⟨
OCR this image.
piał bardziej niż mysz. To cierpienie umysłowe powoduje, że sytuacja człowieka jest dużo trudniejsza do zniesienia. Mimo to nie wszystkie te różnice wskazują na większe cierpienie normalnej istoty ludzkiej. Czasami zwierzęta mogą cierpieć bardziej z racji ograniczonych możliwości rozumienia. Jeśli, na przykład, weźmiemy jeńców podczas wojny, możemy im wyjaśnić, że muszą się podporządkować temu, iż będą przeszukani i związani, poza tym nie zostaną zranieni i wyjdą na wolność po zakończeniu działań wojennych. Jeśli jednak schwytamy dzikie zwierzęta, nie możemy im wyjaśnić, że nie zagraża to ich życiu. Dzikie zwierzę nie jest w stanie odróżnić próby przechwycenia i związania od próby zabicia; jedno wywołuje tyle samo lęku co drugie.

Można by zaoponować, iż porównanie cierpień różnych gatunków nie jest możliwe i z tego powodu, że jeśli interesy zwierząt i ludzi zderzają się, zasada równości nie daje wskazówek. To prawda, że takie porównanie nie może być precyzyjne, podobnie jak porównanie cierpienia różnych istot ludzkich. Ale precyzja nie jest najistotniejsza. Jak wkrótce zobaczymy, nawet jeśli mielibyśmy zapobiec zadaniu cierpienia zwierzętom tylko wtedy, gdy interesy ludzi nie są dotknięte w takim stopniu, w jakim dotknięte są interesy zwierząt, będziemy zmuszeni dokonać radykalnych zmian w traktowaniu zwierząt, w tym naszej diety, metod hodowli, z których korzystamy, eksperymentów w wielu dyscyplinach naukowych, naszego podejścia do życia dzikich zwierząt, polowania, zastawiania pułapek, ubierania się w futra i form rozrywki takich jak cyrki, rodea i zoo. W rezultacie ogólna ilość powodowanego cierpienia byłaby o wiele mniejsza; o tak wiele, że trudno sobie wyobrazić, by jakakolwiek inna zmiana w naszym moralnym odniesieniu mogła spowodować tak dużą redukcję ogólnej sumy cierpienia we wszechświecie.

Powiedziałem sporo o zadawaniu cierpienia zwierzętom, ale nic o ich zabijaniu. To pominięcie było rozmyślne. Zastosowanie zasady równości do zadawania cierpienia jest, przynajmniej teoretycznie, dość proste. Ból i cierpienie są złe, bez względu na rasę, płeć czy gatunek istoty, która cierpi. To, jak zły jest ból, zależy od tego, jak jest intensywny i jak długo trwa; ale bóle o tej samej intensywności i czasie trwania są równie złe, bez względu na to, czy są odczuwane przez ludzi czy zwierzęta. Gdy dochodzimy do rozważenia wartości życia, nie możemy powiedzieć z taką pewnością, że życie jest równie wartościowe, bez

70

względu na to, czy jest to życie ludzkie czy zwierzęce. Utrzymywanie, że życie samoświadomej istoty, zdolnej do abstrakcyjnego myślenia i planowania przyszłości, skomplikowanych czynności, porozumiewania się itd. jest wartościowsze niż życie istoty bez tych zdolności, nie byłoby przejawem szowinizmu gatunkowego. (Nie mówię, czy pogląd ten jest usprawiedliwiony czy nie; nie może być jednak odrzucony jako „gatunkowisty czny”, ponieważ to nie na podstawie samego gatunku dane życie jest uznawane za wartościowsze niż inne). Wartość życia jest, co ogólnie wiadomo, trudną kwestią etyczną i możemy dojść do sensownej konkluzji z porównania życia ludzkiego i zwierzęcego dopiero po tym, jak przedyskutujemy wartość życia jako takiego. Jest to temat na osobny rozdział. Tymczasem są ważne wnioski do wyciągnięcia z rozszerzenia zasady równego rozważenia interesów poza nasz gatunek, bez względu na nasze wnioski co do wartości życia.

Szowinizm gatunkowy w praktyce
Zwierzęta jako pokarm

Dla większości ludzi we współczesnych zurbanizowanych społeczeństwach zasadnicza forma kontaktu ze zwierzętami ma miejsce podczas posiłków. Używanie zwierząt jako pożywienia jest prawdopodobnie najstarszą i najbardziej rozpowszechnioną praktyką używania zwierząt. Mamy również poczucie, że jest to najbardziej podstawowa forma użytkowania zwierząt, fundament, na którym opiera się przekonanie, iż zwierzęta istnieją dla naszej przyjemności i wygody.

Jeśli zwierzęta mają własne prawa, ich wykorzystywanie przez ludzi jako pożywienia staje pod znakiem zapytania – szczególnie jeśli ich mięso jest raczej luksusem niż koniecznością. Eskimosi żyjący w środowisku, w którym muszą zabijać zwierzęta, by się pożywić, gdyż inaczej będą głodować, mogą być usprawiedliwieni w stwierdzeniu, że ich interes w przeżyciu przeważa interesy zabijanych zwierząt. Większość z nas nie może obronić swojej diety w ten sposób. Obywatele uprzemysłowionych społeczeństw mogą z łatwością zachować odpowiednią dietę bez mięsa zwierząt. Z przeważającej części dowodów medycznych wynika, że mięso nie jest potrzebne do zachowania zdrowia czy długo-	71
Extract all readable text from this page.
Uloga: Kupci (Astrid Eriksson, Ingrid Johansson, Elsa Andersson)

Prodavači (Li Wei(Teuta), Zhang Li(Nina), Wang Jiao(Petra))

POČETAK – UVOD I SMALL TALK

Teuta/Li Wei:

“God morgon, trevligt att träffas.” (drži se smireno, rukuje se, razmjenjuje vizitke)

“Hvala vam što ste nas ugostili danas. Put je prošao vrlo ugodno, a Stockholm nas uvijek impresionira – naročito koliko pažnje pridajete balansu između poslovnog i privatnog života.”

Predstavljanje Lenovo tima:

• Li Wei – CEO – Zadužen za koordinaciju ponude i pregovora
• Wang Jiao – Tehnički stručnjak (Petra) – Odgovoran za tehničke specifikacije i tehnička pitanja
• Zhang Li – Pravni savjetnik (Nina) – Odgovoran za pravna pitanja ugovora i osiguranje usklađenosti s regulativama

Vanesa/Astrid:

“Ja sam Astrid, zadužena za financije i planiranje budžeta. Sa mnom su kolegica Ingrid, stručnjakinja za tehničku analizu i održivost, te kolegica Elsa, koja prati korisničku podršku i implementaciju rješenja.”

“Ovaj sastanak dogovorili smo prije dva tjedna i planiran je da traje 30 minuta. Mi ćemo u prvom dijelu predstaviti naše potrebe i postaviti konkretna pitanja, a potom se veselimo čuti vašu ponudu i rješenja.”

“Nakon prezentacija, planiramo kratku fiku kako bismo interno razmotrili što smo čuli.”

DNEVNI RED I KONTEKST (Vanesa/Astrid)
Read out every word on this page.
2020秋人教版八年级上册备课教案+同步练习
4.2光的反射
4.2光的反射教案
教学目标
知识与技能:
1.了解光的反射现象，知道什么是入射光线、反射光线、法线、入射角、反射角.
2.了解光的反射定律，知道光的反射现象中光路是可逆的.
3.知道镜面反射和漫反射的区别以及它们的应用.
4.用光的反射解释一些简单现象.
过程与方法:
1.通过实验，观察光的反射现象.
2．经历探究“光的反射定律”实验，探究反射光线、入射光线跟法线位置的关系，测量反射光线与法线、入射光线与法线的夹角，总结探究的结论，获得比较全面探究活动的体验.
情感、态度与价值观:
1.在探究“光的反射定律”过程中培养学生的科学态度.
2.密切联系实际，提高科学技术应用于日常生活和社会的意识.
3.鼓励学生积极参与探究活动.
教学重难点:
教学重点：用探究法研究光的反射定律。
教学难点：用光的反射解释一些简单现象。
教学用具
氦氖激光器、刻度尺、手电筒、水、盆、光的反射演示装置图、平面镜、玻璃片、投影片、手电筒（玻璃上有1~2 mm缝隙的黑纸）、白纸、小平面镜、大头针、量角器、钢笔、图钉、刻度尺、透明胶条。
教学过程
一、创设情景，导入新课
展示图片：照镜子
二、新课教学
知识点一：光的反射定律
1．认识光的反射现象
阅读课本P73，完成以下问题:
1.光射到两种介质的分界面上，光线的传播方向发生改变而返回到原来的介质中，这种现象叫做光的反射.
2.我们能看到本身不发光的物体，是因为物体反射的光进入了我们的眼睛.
⟩
_Problem_
Copy out the lines from the line containing "Read out every word on this page." to the end of the listing above, without alteration.

_Expected answer_
Read out every word on this page.
2020秋人教版八年级上册备课教案+同步练习
4.2光的反射
4.2光的反射教案
教学目标
知识与技能:
1.了解光的反射现象，知道什么是入射光线、反射光线、法线、入射角、反射角.
2.了解光的反射定律，知道光的反射现象中光路是可逆的.
3.知道镜面反射和漫反射的区别以及它们的应用.
4.用光的反射解释一些简单现象.
过程与方法:
1.通过实验，观察光的反射现象.
2．经历探究“光的反射定律”实验，探究反射光线、入射光线跟法线位置的关系，测量反射光线与法线、入射光线与法线的夹角，总结探究的结论，获得比较全面探究活动的体验.
情感、态度与价值观:
1.在探究“光的反射定律”过程中培养学生的科学态度.
2.密切联系实际，提高科学技术应用于日常生活和社会的意识.
3.鼓励学生积极参与探究活动.
教学重难点:
教学重点：用探究法研究光的反射定律。
教学难点：用光的反射解释一些简单现象。
教学用具
氦氖激光器、刻度尺、手电筒、水、盆、光的反射演示装置图、平面镜、玻璃片、投影片、手电筒（玻璃上有1~2 mm缝隙的黑纸）、白纸、小平面镜、大头针、量角器、钢笔、图钉、刻度尺、透明胶条。
教学过程
一、创设情景，导入新课
展示图片：照镜子
二、新课教学
知识点一：光的反射定律
1．认识光的反射现象
阅读课本P73，完成以下问题:
1.光射到两种介质的分界面上，光线的传播方向发生改变而返回到原来的介质中，这种现象叫做光的反射.
2.我们能看到本身不发光的物体，是因为物体反射的光进入了我们的眼睛.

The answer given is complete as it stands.